## REQUIRED TASK:
Filter the lines below, copying only those with the string "Events".

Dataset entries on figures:
= = = = =

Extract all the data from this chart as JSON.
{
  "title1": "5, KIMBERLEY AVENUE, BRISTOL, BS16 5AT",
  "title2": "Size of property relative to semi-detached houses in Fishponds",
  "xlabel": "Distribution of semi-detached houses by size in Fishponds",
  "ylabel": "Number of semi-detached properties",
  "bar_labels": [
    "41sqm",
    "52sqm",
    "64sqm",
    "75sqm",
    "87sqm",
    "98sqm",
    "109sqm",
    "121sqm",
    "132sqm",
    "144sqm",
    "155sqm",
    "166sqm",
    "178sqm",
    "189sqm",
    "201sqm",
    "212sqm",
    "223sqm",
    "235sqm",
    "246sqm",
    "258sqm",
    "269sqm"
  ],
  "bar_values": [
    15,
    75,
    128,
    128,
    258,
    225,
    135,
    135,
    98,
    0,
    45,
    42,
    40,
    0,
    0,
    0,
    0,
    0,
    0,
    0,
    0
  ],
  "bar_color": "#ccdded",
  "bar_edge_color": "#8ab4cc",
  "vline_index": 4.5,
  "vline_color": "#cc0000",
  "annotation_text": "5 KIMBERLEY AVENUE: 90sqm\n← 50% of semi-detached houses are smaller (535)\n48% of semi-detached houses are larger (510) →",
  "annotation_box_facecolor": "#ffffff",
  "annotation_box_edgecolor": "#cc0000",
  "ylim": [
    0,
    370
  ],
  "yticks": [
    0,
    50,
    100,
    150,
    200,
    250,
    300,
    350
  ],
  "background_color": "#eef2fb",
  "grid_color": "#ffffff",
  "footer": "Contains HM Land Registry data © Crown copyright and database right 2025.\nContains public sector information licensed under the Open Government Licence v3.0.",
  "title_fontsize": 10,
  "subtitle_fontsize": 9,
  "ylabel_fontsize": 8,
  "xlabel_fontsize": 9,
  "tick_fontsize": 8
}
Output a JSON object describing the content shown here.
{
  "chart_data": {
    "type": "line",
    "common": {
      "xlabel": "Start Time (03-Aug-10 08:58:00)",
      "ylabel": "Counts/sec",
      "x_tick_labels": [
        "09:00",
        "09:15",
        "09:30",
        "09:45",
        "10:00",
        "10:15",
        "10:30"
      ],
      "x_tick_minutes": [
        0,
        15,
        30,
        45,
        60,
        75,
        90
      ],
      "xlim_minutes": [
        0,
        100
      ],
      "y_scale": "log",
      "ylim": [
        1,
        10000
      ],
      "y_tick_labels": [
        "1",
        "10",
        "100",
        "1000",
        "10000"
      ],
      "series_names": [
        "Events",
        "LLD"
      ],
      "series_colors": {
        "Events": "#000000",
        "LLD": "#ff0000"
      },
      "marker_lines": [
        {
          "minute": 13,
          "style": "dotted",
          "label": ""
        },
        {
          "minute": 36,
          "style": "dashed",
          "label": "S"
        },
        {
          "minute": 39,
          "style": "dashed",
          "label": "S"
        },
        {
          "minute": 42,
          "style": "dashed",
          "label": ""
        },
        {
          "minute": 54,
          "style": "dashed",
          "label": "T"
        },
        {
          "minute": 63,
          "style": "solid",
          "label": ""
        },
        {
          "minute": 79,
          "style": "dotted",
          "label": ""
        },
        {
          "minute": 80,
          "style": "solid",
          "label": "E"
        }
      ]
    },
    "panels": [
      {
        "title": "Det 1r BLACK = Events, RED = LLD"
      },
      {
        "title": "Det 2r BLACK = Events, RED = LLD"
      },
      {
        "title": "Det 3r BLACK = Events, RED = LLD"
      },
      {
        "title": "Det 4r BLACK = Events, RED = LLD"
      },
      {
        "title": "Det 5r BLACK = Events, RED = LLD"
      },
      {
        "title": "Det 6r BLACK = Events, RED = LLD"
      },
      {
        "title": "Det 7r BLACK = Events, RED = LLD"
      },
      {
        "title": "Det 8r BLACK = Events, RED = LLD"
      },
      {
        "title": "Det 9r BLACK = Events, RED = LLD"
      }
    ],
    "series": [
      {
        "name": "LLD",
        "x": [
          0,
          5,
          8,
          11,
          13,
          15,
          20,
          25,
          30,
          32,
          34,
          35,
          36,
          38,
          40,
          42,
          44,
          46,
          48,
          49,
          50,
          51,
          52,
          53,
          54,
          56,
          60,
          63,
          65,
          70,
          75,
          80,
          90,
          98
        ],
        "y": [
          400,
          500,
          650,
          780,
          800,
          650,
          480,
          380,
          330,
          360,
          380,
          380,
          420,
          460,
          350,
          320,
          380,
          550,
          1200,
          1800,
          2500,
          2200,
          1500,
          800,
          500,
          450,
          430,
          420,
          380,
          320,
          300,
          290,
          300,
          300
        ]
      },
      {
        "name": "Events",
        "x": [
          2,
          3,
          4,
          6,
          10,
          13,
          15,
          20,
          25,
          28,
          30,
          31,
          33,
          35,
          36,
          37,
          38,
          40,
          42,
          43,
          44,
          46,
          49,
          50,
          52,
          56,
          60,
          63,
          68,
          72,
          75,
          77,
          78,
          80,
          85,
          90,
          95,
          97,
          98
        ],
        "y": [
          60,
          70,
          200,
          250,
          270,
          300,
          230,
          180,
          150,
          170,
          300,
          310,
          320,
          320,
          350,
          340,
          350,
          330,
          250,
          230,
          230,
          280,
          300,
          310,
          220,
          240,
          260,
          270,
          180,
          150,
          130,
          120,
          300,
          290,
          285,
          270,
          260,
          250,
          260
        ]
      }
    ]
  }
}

= = = = =

## TASK OUTPUT:
        "Events",
        "Events": "#000000",
        "title": "Det 1r BLACK = Events, RED = LLD"
        "title": "Det 2r BLACK = Events, RED = LLD"
        "title": "Det 3r BLACK = Events, RED = LLD"
        "title": "Det 4r BLACK = Events, RED = LLD"
        "title": "Det 5r BLACK = Events, RED = LLD"
        "title": "Det 6r BLACK = Events, RED = LLD"
        "title": "Det 7r BLACK = Events, RED = LLD"
        "title": "Det 8r BLACK = Events, RED = LLD"
        "title": "Det 9r BLACK = Events, RED = LLD"
        "name": "Events",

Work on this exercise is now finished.